Challenge: Go through the records and show each line where the word "Affect" occurs.
===== Given records =====
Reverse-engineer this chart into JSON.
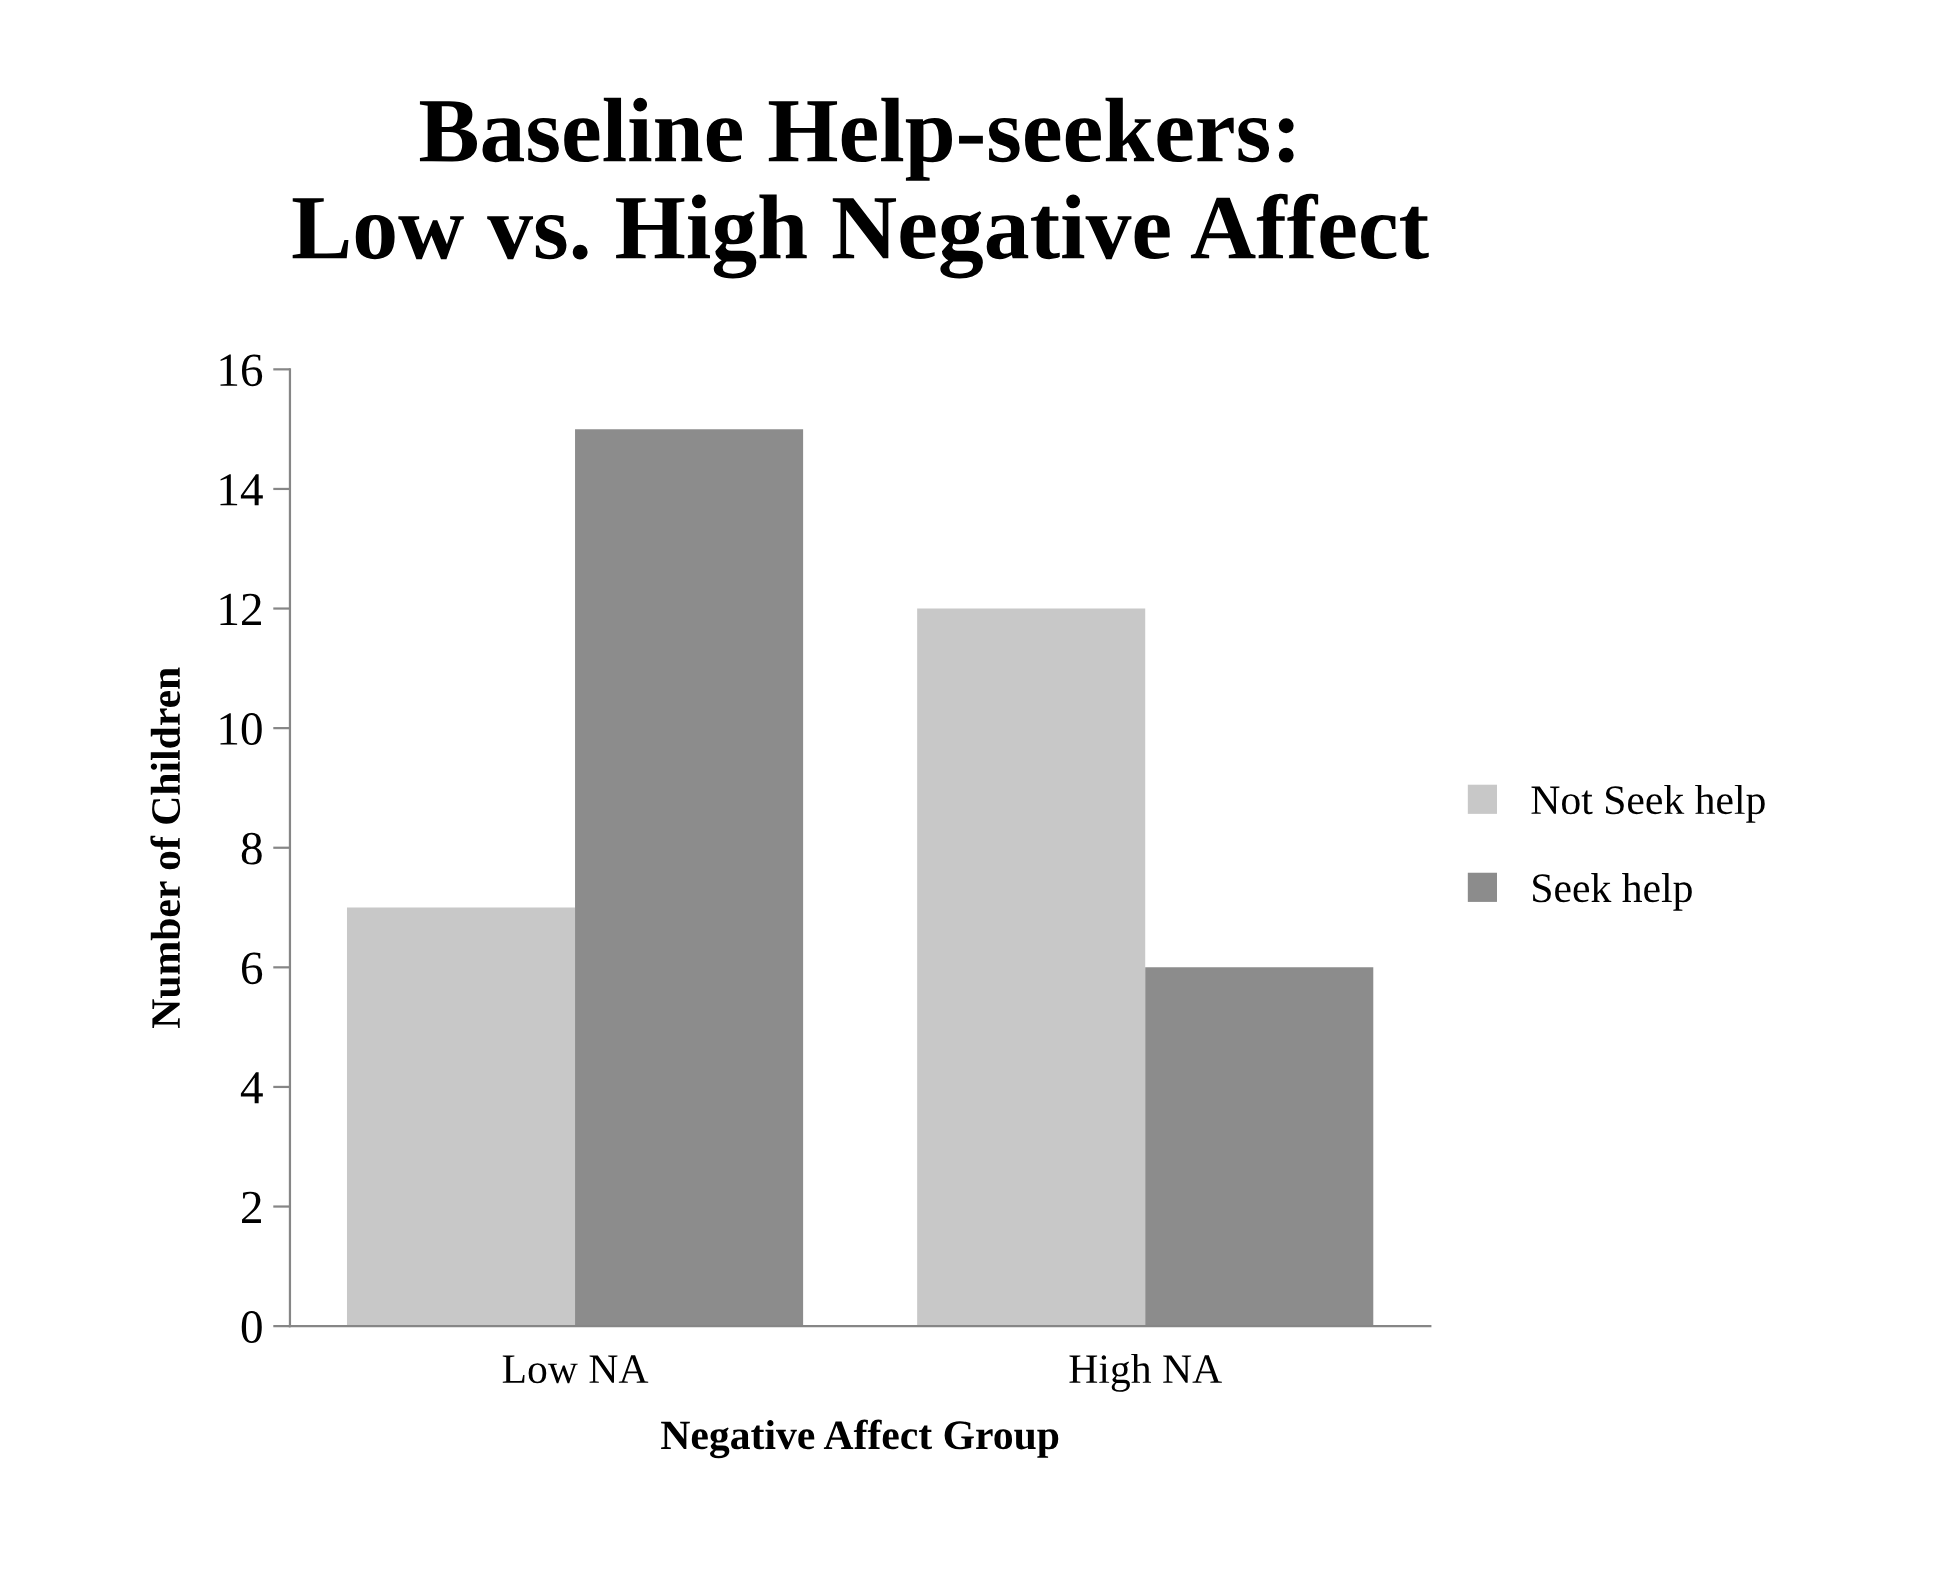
{
  "chart_data": {
    "type": "bar",
    "title": "Baseline Help-seekers:\nLow vs. High Negative Affect",
    "xlabel": "Negative Affect Group",
    "ylabel": "Number of Children",
    "categories": [
      "Low NA",
      "High NA"
    ],
    "series": [
      {
        "name": "Not Seek help",
        "color": "#c8c8c8",
        "values": [
          7,
          12
        ]
      },
      {
        "name": "Seek help",
        "color": "#8c8c8c",
        "values": [
          15,
          6
        ]
      }
    ],
    "ylim": [
      0,
      16
    ],
    "yticks": [
      0,
      2,
      4,
      6,
      8,
      10,
      12,
      14,
      16
    ],
    "grid": false,
    "legend": "right"
  }
}
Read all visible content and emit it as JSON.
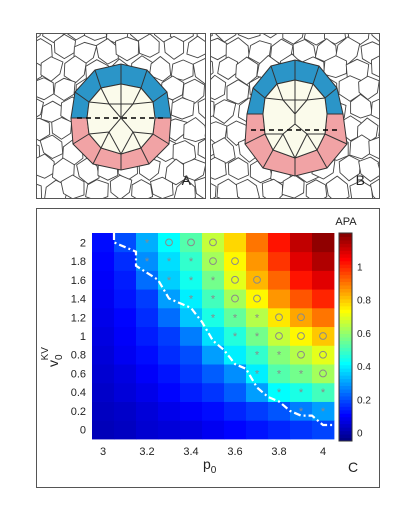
{
  "panels": {
    "a": {
      "label": "A"
    },
    "b": {
      "label": "B"
    },
    "c": {
      "label": "C"
    }
  },
  "colors": {
    "top_cells": "#2b95c8",
    "bottom_cells": "#f1a3a5",
    "core_cells": "#fbfbeb",
    "cell_edges": "#333333"
  },
  "chart_data": {
    "type": "heatmap",
    "xlabel": "p_0",
    "ylabel": "v_0^KV",
    "x_values": [
      3.0,
      3.1,
      3.2,
      3.3,
      3.4,
      3.5,
      3.6,
      3.7,
      3.8,
      3.9,
      4.0
    ],
    "y_values": [
      0,
      0.2,
      0.4,
      0.6,
      0.8,
      1.0,
      1.2,
      1.4,
      1.6,
      1.8,
      2.0
    ],
    "x_ticks": [
      "3",
      "3.2",
      "3.4",
      "3.6",
      "3.8",
      "4"
    ],
    "y_ticks": [
      "0",
      "0.2",
      "0.4",
      "0.6",
      "0.8",
      "1",
      "1.2",
      "1.4",
      "1.6",
      "1.8",
      "2"
    ],
    "colorbar": {
      "title": "APA",
      "range": [
        -0.05,
        1.2
      ],
      "ticks": [
        "0",
        "0.2",
        "0.4",
        "0.6",
        "0.8",
        "1"
      ],
      "colormap": "jet"
    },
    "apa": [
      [
        0.02,
        0.03,
        0.05,
        0.06,
        0.07,
        0.09,
        0.11,
        0.13,
        0.15,
        0.17,
        0.19
      ],
      [
        0.03,
        0.04,
        0.06,
        0.08,
        0.1,
        0.12,
        0.15,
        0.18,
        0.21,
        0.26,
        0.3
      ],
      [
        0.04,
        0.06,
        0.08,
        0.11,
        0.14,
        0.17,
        0.22,
        0.3,
        0.42,
        0.45,
        0.5
      ],
      [
        0.05,
        0.07,
        0.1,
        0.13,
        0.17,
        0.22,
        0.28,
        0.4,
        0.52,
        0.56,
        0.62
      ],
      [
        0.06,
        0.09,
        0.12,
        0.16,
        0.2,
        0.3,
        0.4,
        0.48,
        0.58,
        0.64,
        0.7
      ],
      [
        0.07,
        0.1,
        0.14,
        0.18,
        0.26,
        0.38,
        0.46,
        0.56,
        0.66,
        0.74,
        0.8
      ],
      [
        0.08,
        0.11,
        0.16,
        0.24,
        0.35,
        0.45,
        0.54,
        0.64,
        0.76,
        0.84,
        0.9
      ],
      [
        0.09,
        0.13,
        0.18,
        0.3,
        0.4,
        0.5,
        0.62,
        0.74,
        0.86,
        0.94,
        1.0
      ],
      [
        0.1,
        0.14,
        0.24,
        0.36,
        0.44,
        0.56,
        0.7,
        0.82,
        0.92,
        1.02,
        1.08
      ],
      [
        0.11,
        0.16,
        0.28,
        0.38,
        0.48,
        0.62,
        0.74,
        0.86,
        0.98,
        1.08,
        1.14
      ],
      [
        0.12,
        0.2,
        0.32,
        0.42,
        0.52,
        0.66,
        0.78,
        0.9,
        1.02,
        1.12,
        1.18
      ]
    ],
    "boundary": [
      [
        3.05,
        2.1
      ],
      [
        3.05,
        2.0
      ],
      [
        3.15,
        1.9
      ],
      [
        3.15,
        1.75
      ],
      [
        3.25,
        1.6
      ],
      [
        3.3,
        1.4
      ],
      [
        3.4,
        1.3
      ],
      [
        3.45,
        1.15
      ],
      [
        3.5,
        0.95
      ],
      [
        3.55,
        0.85
      ],
      [
        3.6,
        0.7
      ],
      [
        3.65,
        0.65
      ],
      [
        3.7,
        0.45
      ],
      [
        3.75,
        0.35
      ],
      [
        3.8,
        0.3
      ],
      [
        3.85,
        0.2
      ],
      [
        3.9,
        0.15
      ],
      [
        3.95,
        0.15
      ],
      [
        4.0,
        0.05
      ],
      [
        4.05,
        0.05
      ]
    ],
    "markers": [
      {
        "x": 3.2,
        "y": 1.8,
        "m": "*"
      },
      {
        "x": 3.2,
        "y": 2.0,
        "m": "*"
      },
      {
        "x": 3.3,
        "y": 1.6,
        "m": "*"
      },
      {
        "x": 3.3,
        "y": 1.8,
        "m": "*"
      },
      {
        "x": 3.3,
        "y": 2.0,
        "m": "o"
      },
      {
        "x": 3.4,
        "y": 1.4,
        "m": "*"
      },
      {
        "x": 3.4,
        "y": 1.6,
        "m": "*"
      },
      {
        "x": 3.4,
        "y": 1.8,
        "m": "*"
      },
      {
        "x": 3.4,
        "y": 2.0,
        "m": "o"
      },
      {
        "x": 3.5,
        "y": 1.2,
        "m": "*"
      },
      {
        "x": 3.5,
        "y": 1.4,
        "m": "*"
      },
      {
        "x": 3.5,
        "y": 1.6,
        "m": "*"
      },
      {
        "x": 3.5,
        "y": 1.8,
        "m": "o"
      },
      {
        "x": 3.5,
        "y": 2.0,
        "m": "o"
      },
      {
        "x": 3.6,
        "y": 1.0,
        "m": "*"
      },
      {
        "x": 3.6,
        "y": 1.2,
        "m": "*"
      },
      {
        "x": 3.6,
        "y": 1.4,
        "m": "o"
      },
      {
        "x": 3.6,
        "y": 1.6,
        "m": "o"
      },
      {
        "x": 3.6,
        "y": 1.8,
        "m": "o"
      },
      {
        "x": 3.7,
        "y": 0.6,
        "m": "*"
      },
      {
        "x": 3.7,
        "y": 0.8,
        "m": "*"
      },
      {
        "x": 3.7,
        "y": 1.0,
        "m": "*"
      },
      {
        "x": 3.7,
        "y": 1.2,
        "m": "*"
      },
      {
        "x": 3.7,
        "y": 1.4,
        "m": "o"
      },
      {
        "x": 3.7,
        "y": 1.6,
        "m": "o"
      },
      {
        "x": 3.8,
        "y": 0.4,
        "m": "*"
      },
      {
        "x": 3.8,
        "y": 0.6,
        "m": "*"
      },
      {
        "x": 3.8,
        "y": 0.8,
        "m": "*"
      },
      {
        "x": 3.8,
        "y": 1.0,
        "m": "o"
      },
      {
        "x": 3.8,
        "y": 1.2,
        "m": "o"
      },
      {
        "x": 3.9,
        "y": 0.2,
        "m": "*"
      },
      {
        "x": 3.9,
        "y": 0.4,
        "m": "*"
      },
      {
        "x": 3.9,
        "y": 0.6,
        "m": "*"
      },
      {
        "x": 3.9,
        "y": 0.8,
        "m": "o"
      },
      {
        "x": 3.9,
        "y": 1.0,
        "m": "o"
      },
      {
        "x": 3.9,
        "y": 1.2,
        "m": "o"
      },
      {
        "x": 4.0,
        "y": 0.2,
        "m": "*"
      },
      {
        "x": 4.0,
        "y": 0.4,
        "m": "*"
      },
      {
        "x": 4.0,
        "y": 0.6,
        "m": "o"
      },
      {
        "x": 4.0,
        "y": 0.8,
        "m": "o"
      },
      {
        "x": 4.0,
        "y": 1.0,
        "m": "o"
      }
    ]
  }
}
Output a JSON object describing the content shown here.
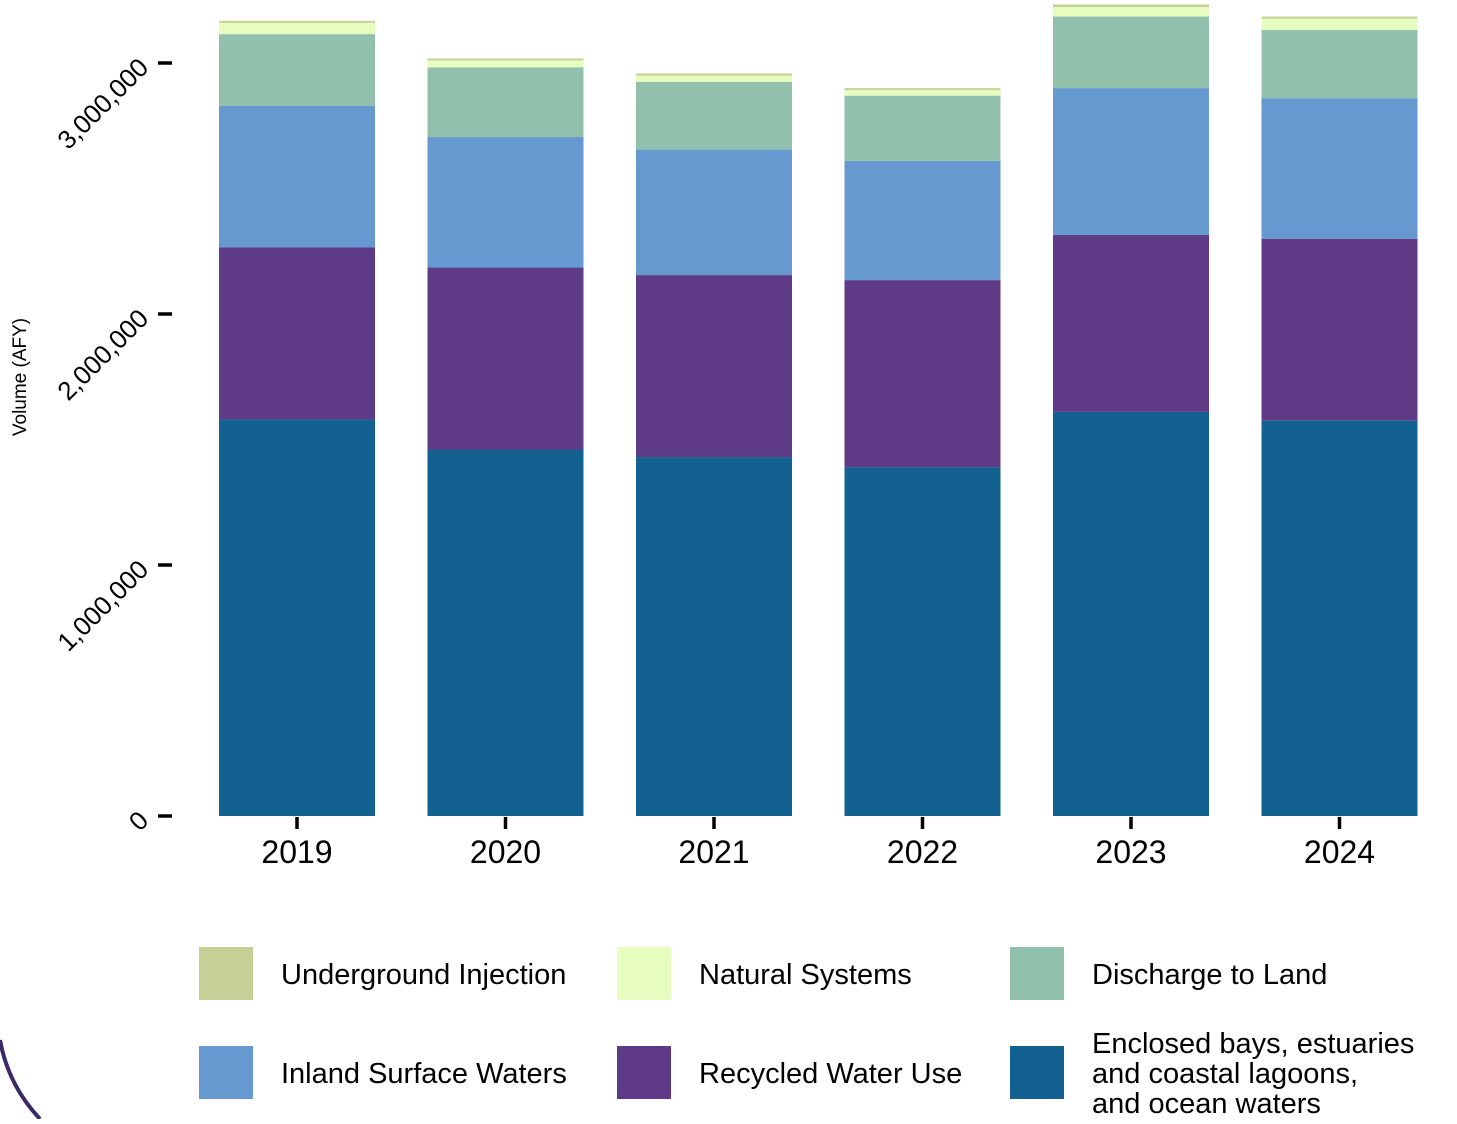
{
  "chart_data": {
    "type": "bar",
    "stacked": true,
    "title": "",
    "xlabel": "",
    "ylabel": "Volume (AFY)",
    "ylim": [
      0,
      3200000
    ],
    "yticks": [
      0,
      1000000,
      2000000,
      3000000
    ],
    "ytick_labels": [
      "0",
      "1,000,000",
      "2,000,000",
      "3,000,000"
    ],
    "categories": [
      "2019",
      "2020",
      "2021",
      "2022",
      "2023",
      "2024"
    ],
    "grid": false,
    "legend_position": "bottom",
    "series": [
      {
        "name": "Enclosed bays, estuaries and coastal lagoons, and ocean waters",
        "color": "#136190",
        "values": [
          1580000,
          1460000,
          1430000,
          1390000,
          1610000,
          1575000
        ]
      },
      {
        "name": "Recycled Water Use",
        "color": "#5e3a87",
        "values": [
          685000,
          725000,
          725000,
          745000,
          705000,
          725000
        ]
      },
      {
        "name": "Inland Surface Waters",
        "color": "#6699cf",
        "values": [
          565000,
          520000,
          500000,
          475000,
          585000,
          560000
        ]
      },
      {
        "name": "Discharge to Land",
        "color": "#91c1ac",
        "values": [
          285000,
          278000,
          270000,
          260000,
          285000,
          272000
        ]
      },
      {
        "name": "Natural Systems",
        "color": "#e6fdbf",
        "values": [
          45000,
          27000,
          25000,
          22000,
          38000,
          45000
        ]
      },
      {
        "name": "Underground Injection",
        "color": "#c6cf95",
        "values": [
          8000,
          8000,
          8000,
          8000,
          10000,
          8000
        ]
      }
    ],
    "legend_order": [
      "Underground Injection",
      "Natural Systems",
      "Discharge to Land",
      "Inland Surface Waters",
      "Recycled Water Use",
      "Enclosed bays, estuaries and coastal lagoons, and ocean waters"
    ],
    "legend_lines": {
      "Enclosed bays, estuaries and coastal lagoons, and ocean waters": [
        "Enclosed bays, estuaries",
        "and coastal lagoons,",
        "and ocean waters"
      ]
    },
    "decoration_color": "#3a2a6a"
  }
}
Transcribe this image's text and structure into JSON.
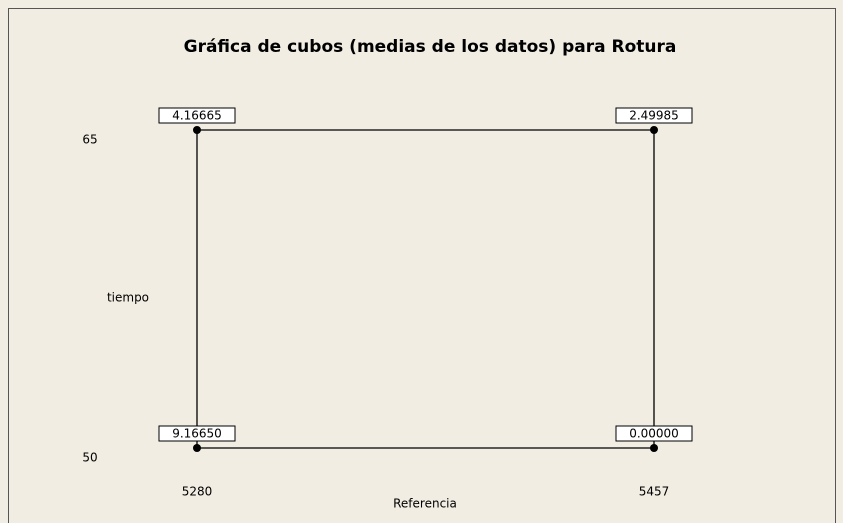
{
  "chart_data": {
    "type": "cube",
    "title": "Gráfica de cubos (medias de los datos) para Rotura",
    "x_label": "Referencia",
    "y_label": "tiempo",
    "xlim": [
      5280,
      5457
    ],
    "xticks": [
      5280,
      5457
    ],
    "ylim": [
      50,
      65
    ],
    "yticks": [
      50,
      65
    ],
    "x": [
      5280,
      5457,
      5280,
      5457
    ],
    "y": [
      50,
      50,
      65,
      65
    ],
    "values": [
      9.1665,
      0,
      4.16665,
      2.49985
    ],
    "value_labels": [
      "9.16650",
      "0.00000",
      "4.16665",
      "2.49985"
    ],
    "color": "#000000"
  }
}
=====
Output for this task:
    "title": "Baseline Help-seekers:\nLow vs. High Negative Affect",
    "xlabel": "Negative Affect Group",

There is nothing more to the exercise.